▸ Extracted records:
▼

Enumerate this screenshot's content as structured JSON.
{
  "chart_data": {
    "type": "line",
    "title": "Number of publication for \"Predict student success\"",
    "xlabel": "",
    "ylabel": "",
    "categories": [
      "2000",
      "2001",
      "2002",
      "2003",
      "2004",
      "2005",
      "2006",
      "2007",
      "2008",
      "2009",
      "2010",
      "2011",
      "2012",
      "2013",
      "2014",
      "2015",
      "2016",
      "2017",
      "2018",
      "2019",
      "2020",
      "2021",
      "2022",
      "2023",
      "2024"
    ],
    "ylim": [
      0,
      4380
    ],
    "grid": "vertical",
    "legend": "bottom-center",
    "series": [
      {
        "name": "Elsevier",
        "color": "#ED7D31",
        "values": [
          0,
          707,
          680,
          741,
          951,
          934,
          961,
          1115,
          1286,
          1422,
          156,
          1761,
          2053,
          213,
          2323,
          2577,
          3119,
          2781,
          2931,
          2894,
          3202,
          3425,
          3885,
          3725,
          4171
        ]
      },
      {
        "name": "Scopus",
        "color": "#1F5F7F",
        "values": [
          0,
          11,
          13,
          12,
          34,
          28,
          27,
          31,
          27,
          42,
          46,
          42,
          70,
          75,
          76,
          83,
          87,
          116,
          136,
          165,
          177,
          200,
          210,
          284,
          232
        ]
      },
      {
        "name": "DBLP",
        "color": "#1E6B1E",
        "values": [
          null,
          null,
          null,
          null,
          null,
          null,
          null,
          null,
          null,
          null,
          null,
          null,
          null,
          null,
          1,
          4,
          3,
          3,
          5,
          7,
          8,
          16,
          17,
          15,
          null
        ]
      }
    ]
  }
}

▲

▸ What you need to do: Reproduce the complete data exactly as presented above.

▸ The output:
Enumerate this screenshot's content as structured JSON.
{
  "chart_data": {
    "type": "line",
    "title": "Number of publication for \"Predict student success\"",
    "xlabel": "",
    "ylabel": "",
    "categories": [
      "2000",
      "2001",
      "2002",
      "2003",
      "2004",
      "2005",
      "2006",
      "2007",
      "2008",
      "2009",
      "2010",
      "2011",
      "2012",
      "2013",
      "2014",
      "2015",
      "2016",
      "2017",
      "2018",
      "2019",
      "2020",
      "2021",
      "2022",
      "2023",
      "2024"
    ],
    "ylim": [
      0,
      4380
    ],
    "grid": "vertical",
    "legend": "bottom-center",
    "series": [
      {
        "name": "Elsevier",
        "color": "#ED7D31",
        "values": [
          0,
          707,
          680,
          741,
          951,
          934,
          961,
          1115,
          1286,
          1422,
          156,
          1761,
          2053,
          213,
          2323,
          2577,
          3119,
          2781,
          2931,
          2894,
          3202,
          3425,
          3885,
          3725,
          4171
        ]
      },
      {
        "name": "Scopus",
        "color": "#1F5F7F",
        "values": [
          0,
          11,
          13,
          12,
          34,
          28,
          27,
          31,
          27,
          42,
          46,
          42,
          70,
          75,
          76,
          83,
          87,
          116,
          136,
          165,
          177,
          200,
          210,
          284,
          232
        ]
      },
      {
        "name": "DBLP",
        "color": "#1E6B1E",
        "values": [
          null,
          null,
          null,
          null,
          null,
          null,
          null,
          null,
          null,
          null,
          null,
          null,
          null,
          null,
          1,
          4,
          3,
          3,
          5,
          7,
          8,
          16,
          17,
          15,
          null
        ]
      }
    ]
  }
}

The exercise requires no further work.